What you will do:
Retype everything in the listing, leaving each line exactly as it is.

******

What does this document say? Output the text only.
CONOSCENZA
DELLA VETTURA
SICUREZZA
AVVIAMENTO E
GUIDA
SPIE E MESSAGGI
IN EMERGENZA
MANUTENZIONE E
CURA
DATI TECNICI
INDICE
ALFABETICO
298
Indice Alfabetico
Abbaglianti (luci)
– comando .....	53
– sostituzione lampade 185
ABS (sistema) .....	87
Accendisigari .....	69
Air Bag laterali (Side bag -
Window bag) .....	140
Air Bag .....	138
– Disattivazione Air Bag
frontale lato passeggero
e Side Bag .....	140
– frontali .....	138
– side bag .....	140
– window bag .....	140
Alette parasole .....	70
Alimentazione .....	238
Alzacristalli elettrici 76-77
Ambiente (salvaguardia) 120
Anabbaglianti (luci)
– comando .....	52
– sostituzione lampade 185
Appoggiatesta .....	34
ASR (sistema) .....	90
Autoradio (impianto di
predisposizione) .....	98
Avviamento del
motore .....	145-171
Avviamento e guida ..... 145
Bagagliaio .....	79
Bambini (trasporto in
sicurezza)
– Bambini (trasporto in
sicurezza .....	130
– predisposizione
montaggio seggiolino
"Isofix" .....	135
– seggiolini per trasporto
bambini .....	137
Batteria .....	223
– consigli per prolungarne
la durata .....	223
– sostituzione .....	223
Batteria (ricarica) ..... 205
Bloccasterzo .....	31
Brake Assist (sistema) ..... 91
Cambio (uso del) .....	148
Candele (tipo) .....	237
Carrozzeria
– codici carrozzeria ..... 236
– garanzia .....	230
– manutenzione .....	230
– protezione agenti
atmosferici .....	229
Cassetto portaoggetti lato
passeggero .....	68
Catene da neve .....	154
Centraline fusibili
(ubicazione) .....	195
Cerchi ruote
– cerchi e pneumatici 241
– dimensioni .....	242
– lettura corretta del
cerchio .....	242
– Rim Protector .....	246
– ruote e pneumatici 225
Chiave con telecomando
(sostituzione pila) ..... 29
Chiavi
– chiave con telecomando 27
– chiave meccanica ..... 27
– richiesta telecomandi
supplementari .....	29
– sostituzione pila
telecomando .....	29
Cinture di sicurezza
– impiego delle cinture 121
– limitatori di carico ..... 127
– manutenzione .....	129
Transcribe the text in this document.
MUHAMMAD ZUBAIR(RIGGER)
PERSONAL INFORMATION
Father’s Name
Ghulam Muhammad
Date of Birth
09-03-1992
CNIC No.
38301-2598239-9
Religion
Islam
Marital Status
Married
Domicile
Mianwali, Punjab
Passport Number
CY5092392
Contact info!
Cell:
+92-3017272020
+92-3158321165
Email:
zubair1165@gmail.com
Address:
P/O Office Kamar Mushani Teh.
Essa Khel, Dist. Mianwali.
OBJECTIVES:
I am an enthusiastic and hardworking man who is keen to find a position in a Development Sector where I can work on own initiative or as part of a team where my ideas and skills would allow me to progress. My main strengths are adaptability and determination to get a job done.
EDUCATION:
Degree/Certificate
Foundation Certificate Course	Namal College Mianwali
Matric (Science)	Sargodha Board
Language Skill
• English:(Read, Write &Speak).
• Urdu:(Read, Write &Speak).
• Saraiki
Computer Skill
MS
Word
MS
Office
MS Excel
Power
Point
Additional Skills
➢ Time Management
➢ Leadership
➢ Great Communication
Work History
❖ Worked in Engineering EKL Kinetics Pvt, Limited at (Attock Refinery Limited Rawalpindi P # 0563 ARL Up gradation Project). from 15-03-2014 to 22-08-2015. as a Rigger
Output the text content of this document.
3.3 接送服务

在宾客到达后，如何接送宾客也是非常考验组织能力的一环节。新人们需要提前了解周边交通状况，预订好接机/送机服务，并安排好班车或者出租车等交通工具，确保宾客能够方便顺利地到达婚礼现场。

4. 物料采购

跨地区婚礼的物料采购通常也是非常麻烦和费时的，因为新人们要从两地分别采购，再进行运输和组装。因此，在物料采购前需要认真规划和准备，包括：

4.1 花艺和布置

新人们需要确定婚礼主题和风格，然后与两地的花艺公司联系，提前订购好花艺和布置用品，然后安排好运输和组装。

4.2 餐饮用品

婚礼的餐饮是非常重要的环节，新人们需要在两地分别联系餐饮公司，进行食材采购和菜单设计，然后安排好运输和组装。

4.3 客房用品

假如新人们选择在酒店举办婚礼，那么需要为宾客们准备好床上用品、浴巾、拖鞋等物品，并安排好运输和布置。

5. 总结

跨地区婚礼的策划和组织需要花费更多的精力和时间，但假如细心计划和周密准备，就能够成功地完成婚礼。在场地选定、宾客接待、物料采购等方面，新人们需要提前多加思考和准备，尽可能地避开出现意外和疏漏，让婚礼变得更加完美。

******

Solution:
What does this document say? Output the text only.
CONOSCENZA
DELLA VETTURA
SICUREZZA
AVVIAMENTO E
GUIDA
SPIE E MESSAGGI
IN EMERGENZA
MANUTENZIONE E
CURA
DATI TECNICI
INDICE
ALFABETICO
298
Indice Alfabetico
Abbaglianti (luci)
– comando .....	53
– sostituzione lampade 185
ABS (sistema) .....	87
Accendisigari .....	69
Air Bag laterali (Side bag -
Window bag) .....	140
Air Bag .....	138
– Disattivazione Air Bag
frontale lato passeggero
e Side Bag .....	140
– frontali .....	138
– side bag .....	140
– window bag .....	140
Alette parasole .....	70
Alimentazione .....	238
Alzacristalli elettrici 76-77
Ambiente (salvaguardia) 120
Anabbaglianti (luci)
– comando .....	52
– sostituzione lampade 185
Appoggiatesta .....	34
ASR (sistema) .....	90
Autoradio (impianto di
predisposizione) .....	98
Avviamento del
motore .....	145-171
Avviamento e guida ..... 145
Bagagliaio .....	79
Bambini (trasporto in
sicurezza)
– Bambini (trasporto in
sicurezza .....	130
– predisposizione
montaggio seggiolino
"Isofix" .....	135
– seggiolini per trasporto
bambini .....	137
Batteria .....	223
– consigli per prolungarne
la durata .....	223
– sostituzione .....	223
Batteria (ricarica) ..... 205
Bloccasterzo .....	31
Brake Assist (sistema) ..... 91
Cambio (uso del) .....	148
Candele (tipo) .....	237
Carrozzeria
– codici carrozzeria ..... 236
– garanzia .....	230
– manutenzione .....	230
– protezione agenti
atmosferici .....	229
Cassetto portaoggetti lato
passeggero .....	68
Catene da neve .....	154
Centraline fusibili
(ubicazione) .....	195
Cerchi ruote
– cerchi e pneumatici 241
– dimensioni .....	242
– lettura corretta del
cerchio .....	242
– Rim Protector .....	246
– ruote e pneumatici 225
Chiave con telecomando
(sostituzione pila) ..... 29
Chiavi
– chiave con telecomando 27
– chiave meccanica ..... 27
– richiesta telecomandi
supplementari .....	29
– sostituzione pila
telecomando .....	29
Cinture di sicurezza
– impiego delle cinture 121
– limitatori di carico ..... 127
– manutenzione .....	129
Transcribe the text in this document.
MUHAMMAD ZUBAIR(RIGGER)
PERSONAL INFORMATION
Father’s Name
Ghulam Muhammad
Date of Birth
09-03-1992
CNIC No.
38301-2598239-9
Religion
Islam
Marital Status
Married
Domicile
Mianwali, Punjab
Passport Number
CY5092392
Contact info!
Cell:
+92-3017272020
+92-3158321165
Email:
zubair1165@gmail.com
Address:
P/O Office Kamar Mushani Teh.
Essa Khel, Dist. Mianwali.
OBJECTIVES:
I am an enthusiastic and hardworking man who is keen to find a position in a Development Sector where I can work on own initiative or as part of a team where my ideas and skills would allow me to progress. My main strengths are adaptability and determination to get a job done.
EDUCATION:
Degree/Certificate
Foundation Certificate Course	Namal College Mianwali
Matric (Science)	Sargodha Board
Language Skill
• English:(Read, Write &Speak).
• Urdu:(Read, Write &Speak).
• Saraiki
Computer Skill
MS
Word
MS
Office
MS Excel
Power
Point
Additional Skills
➢ Time Management
➢ Leadership
➢ Great Communication
Work History
❖ Worked in Engineering EKL Kinetics Pvt, Limited at (Attock Refinery Limited Rawalpindi P # 0563 ARL Up gradation Project). from 15-03-2014 to 22-08-2015. as a Rigger
Output the text content of this document.
3.3 接送服务

在宾客到达后，如何接送宾客也是非常考验组织能力的一环节。新人们需要提前了解周边交通状况，预订好接机/送机服务，并安排好班车或者出租车等交通工具，确保宾客能够方便顺利地到达婚礼现场。

4. 物料采购

跨地区婚礼的物料采购通常也是非常麻烦和费时的，因为新人们要从两地分别采购，再进行运输和组装。因此，在物料采购前需要认真规划和准备，包括：

4.1 花艺和布置

新人们需要确定婚礼主题和风格，然后与两地的花艺公司联系，提前订购好花艺和布置用品，然后安排好运输和组装。

4.2 餐饮用品

婚礼的餐饮是非常重要的环节，新人们需要在两地分别联系餐饮公司，进行食材采购和菜单设计，然后安排好运输和组装。

4.3 客房用品

假如新人们选择在酒店举办婚礼，那么需要为宾客们准备好床上用品、浴巾、拖鞋等物品，并安排好运输和布置。

5. 总结

跨地区婚礼的策划和组织需要花费更多的精力和时间，但假如细心计划和周密准备，就能够成功地完成婚礼。在场地选定、宾客接待、物料采购等方面，新人们需要提前多加思考和准备，尽可能地避开出现意外和疏漏，让婚礼变得更加完美。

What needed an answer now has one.